Locate all lines in the data below that hold "Специальные" and show them.

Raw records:
•••••

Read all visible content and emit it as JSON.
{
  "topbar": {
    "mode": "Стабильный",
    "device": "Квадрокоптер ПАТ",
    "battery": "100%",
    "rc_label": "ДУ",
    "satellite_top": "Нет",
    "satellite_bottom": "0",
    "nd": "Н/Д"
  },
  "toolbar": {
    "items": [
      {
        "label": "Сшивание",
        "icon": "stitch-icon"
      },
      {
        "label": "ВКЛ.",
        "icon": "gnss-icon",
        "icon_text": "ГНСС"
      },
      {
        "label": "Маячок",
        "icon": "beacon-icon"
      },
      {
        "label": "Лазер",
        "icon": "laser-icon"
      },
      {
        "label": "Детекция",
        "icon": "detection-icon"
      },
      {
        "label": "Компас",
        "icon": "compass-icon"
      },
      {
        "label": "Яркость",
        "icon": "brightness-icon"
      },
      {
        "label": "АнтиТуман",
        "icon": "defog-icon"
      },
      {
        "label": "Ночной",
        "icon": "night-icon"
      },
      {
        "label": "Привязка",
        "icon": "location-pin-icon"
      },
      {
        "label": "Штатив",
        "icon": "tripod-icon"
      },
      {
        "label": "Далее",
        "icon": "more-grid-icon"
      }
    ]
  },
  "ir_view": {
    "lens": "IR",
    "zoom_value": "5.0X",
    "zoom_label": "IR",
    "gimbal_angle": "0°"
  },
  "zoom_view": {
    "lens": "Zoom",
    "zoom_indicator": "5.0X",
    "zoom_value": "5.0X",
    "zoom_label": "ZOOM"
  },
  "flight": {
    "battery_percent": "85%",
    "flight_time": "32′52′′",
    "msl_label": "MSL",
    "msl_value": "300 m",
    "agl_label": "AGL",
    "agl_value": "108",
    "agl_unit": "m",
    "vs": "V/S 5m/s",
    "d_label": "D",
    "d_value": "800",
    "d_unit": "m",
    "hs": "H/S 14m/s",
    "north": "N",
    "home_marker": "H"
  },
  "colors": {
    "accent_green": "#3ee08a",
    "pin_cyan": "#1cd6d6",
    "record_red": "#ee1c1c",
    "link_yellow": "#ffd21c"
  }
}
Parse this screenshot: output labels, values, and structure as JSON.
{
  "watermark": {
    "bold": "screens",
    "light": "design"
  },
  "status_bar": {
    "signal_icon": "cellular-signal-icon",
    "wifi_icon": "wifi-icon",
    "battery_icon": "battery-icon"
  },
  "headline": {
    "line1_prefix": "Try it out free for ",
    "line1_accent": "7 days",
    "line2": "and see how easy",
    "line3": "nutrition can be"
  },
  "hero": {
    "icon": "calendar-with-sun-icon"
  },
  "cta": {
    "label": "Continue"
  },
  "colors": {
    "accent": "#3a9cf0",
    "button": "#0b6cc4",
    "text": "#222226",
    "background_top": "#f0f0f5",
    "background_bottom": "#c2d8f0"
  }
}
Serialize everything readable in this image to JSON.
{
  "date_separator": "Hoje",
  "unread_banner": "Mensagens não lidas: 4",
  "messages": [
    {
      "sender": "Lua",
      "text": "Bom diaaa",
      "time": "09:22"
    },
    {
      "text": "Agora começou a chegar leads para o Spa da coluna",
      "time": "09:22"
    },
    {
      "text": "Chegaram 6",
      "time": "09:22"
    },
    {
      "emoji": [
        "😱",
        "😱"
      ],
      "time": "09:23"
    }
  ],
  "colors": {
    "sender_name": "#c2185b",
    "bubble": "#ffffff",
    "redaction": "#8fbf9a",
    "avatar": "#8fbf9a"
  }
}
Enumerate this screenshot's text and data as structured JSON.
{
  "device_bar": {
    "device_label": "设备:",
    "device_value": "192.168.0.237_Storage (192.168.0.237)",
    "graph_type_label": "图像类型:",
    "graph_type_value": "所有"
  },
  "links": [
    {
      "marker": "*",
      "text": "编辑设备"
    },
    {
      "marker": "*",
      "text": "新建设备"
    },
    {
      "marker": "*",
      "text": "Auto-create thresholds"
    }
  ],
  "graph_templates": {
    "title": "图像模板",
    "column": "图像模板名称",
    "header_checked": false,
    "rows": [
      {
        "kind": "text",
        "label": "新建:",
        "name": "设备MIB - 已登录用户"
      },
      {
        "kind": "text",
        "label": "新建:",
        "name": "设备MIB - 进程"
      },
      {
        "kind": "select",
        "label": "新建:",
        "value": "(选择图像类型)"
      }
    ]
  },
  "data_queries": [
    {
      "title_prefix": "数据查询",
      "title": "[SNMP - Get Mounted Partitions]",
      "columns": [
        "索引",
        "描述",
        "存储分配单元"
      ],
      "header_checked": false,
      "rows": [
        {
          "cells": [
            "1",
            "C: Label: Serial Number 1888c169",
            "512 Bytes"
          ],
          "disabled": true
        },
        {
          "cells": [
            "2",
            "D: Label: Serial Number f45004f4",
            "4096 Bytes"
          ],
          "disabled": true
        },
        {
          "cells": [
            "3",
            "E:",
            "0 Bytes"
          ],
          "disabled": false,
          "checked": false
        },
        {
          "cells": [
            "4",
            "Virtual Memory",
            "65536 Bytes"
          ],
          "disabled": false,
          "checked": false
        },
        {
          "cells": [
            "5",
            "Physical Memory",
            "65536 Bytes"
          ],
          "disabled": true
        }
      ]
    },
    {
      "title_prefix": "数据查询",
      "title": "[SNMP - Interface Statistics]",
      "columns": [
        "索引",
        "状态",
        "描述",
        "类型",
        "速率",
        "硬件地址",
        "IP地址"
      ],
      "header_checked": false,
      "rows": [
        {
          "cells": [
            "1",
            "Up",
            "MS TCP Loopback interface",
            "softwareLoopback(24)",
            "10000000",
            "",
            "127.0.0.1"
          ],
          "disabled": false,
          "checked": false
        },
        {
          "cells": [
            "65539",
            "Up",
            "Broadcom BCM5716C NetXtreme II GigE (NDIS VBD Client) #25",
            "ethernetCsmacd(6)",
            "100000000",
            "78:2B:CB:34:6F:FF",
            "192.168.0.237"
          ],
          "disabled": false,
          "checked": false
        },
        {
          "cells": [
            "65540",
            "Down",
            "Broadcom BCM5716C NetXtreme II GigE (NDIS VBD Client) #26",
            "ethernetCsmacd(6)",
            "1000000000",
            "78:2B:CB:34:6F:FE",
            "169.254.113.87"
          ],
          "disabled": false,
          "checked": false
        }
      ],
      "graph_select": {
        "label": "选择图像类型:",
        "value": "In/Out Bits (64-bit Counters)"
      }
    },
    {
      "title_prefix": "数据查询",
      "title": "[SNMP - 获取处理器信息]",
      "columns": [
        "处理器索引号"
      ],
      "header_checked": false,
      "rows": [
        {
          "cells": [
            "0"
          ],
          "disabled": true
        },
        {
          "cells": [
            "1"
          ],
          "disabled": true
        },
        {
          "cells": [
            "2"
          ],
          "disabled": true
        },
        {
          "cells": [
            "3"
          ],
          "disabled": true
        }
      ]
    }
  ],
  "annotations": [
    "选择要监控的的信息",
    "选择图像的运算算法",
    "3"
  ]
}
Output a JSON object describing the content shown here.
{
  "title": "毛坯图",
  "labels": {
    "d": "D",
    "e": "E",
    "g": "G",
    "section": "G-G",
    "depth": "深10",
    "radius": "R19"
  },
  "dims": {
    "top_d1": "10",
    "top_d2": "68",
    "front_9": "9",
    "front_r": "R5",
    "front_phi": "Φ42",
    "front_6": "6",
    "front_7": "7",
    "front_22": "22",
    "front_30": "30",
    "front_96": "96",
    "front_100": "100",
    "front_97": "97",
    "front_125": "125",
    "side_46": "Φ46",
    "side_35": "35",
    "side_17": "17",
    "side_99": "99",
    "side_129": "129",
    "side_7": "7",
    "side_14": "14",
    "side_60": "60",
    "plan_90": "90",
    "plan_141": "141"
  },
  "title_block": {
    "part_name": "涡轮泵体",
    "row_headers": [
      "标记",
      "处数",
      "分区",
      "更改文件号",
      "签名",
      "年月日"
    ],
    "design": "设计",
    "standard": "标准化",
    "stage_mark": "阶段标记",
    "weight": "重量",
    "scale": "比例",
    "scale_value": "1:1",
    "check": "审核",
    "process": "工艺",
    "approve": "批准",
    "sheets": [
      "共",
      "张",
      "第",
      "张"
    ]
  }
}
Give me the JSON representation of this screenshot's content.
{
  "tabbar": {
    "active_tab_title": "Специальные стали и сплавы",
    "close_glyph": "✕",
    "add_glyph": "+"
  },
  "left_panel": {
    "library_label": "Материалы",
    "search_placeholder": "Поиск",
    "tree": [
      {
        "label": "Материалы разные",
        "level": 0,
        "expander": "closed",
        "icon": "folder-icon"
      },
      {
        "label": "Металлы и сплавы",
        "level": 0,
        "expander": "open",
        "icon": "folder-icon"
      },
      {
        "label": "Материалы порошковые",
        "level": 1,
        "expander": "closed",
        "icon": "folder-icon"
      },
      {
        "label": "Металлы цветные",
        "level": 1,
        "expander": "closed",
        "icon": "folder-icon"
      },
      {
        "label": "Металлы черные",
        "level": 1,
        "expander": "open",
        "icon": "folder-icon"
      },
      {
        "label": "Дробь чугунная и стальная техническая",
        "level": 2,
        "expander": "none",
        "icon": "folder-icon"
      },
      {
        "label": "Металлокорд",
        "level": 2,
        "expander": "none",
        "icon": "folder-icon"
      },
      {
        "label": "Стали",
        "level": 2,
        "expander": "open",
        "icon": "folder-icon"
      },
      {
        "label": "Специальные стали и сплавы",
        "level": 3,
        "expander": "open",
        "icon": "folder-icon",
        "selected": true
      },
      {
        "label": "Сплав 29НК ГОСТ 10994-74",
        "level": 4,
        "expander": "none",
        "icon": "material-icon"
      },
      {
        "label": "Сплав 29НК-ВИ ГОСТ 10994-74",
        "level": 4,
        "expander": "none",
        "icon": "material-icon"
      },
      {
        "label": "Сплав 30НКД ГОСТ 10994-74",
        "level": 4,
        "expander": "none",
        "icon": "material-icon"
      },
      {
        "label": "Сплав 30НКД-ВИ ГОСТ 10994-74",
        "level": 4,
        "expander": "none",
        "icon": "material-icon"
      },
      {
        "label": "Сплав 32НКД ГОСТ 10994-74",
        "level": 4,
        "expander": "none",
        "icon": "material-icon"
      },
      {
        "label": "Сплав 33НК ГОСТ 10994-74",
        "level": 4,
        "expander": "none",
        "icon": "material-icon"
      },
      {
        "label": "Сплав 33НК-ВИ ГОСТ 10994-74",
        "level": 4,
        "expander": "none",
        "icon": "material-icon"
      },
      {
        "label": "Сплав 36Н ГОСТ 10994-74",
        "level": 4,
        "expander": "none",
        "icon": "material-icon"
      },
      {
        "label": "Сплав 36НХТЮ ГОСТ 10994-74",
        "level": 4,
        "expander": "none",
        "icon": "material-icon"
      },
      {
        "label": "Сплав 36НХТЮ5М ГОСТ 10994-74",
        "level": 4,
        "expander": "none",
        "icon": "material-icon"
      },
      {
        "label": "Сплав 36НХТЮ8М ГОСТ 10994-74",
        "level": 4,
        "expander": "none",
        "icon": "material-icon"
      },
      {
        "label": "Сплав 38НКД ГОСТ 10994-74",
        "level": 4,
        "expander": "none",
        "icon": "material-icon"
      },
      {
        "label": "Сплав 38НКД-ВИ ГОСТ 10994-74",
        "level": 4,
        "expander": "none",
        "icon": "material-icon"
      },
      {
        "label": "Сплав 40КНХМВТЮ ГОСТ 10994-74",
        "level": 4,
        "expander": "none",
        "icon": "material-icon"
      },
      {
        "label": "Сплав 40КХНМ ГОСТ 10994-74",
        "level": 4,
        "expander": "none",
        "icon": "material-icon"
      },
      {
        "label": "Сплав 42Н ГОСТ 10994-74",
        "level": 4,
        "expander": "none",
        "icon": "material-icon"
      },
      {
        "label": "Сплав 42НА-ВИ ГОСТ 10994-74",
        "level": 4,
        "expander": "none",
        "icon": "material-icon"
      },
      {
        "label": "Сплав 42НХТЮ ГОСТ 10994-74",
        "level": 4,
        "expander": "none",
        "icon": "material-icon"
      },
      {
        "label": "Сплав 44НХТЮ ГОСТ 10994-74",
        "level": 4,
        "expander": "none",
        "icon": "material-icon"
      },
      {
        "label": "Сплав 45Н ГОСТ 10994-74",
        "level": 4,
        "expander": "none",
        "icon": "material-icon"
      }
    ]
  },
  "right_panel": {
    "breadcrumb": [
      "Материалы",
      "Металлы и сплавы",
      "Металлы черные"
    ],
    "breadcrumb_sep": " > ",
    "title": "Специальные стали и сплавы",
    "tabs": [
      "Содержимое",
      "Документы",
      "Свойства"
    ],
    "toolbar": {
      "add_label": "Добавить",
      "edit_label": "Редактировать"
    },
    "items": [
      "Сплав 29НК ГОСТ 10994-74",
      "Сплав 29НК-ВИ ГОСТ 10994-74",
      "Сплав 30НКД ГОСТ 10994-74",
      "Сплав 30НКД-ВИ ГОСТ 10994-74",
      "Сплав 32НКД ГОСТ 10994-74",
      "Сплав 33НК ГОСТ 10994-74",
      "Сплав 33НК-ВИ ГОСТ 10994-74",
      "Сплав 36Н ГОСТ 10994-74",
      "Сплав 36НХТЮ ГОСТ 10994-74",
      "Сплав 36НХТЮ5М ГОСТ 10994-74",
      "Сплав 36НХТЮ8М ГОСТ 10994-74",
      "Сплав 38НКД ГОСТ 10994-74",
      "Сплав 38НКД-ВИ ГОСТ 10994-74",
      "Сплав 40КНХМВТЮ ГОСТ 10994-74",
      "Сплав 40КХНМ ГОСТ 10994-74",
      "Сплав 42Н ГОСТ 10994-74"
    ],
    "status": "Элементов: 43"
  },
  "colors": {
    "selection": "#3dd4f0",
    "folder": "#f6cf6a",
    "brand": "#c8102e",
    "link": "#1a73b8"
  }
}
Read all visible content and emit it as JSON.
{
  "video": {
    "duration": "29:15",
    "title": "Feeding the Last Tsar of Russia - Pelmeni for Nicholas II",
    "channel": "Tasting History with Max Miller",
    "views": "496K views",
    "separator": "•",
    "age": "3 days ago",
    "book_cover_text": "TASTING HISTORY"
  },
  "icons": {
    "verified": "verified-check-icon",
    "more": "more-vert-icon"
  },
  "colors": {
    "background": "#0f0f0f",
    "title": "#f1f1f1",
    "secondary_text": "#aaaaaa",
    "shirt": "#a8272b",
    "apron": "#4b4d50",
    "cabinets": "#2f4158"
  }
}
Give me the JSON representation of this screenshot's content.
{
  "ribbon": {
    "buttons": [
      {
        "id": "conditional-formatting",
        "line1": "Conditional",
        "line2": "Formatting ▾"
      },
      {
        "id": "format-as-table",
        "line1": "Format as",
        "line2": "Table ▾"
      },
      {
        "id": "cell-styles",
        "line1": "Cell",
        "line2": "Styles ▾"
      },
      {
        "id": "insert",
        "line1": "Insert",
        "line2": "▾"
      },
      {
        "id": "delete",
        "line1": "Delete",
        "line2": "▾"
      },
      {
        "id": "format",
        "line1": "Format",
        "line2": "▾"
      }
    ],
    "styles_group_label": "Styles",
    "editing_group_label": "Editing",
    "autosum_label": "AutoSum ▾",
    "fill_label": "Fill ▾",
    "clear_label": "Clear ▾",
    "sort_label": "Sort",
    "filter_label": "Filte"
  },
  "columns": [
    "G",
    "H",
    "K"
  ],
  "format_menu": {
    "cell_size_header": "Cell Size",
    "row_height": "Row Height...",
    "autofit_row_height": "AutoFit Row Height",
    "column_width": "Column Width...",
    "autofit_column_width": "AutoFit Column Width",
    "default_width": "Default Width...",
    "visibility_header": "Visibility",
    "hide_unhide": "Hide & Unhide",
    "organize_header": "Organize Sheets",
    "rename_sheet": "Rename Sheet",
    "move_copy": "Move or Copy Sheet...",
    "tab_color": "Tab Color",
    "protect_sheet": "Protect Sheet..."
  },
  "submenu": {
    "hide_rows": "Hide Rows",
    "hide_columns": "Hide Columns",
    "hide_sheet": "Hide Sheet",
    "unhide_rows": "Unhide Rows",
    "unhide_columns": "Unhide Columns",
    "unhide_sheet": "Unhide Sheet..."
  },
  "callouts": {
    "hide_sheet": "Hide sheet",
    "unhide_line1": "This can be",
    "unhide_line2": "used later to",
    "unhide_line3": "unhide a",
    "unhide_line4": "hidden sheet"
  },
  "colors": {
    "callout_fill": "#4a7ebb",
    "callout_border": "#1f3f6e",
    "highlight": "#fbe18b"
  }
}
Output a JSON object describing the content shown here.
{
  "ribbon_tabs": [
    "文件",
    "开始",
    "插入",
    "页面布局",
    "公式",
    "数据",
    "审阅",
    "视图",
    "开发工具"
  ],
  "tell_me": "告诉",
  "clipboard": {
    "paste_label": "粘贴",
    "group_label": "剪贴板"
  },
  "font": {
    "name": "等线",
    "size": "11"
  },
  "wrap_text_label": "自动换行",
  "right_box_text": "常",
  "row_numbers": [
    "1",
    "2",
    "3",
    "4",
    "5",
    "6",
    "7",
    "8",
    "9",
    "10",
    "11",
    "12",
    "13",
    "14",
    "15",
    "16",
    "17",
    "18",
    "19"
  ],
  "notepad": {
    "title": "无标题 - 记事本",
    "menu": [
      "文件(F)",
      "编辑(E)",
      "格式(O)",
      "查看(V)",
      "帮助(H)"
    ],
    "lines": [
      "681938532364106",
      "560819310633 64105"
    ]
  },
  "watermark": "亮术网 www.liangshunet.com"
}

•••••

# ANSWER
    "active_tab_title": "Специальные стали и сплавы",
        "label": "Специальные стали и сплавы",
    "title": "Специальные стали и сплавы",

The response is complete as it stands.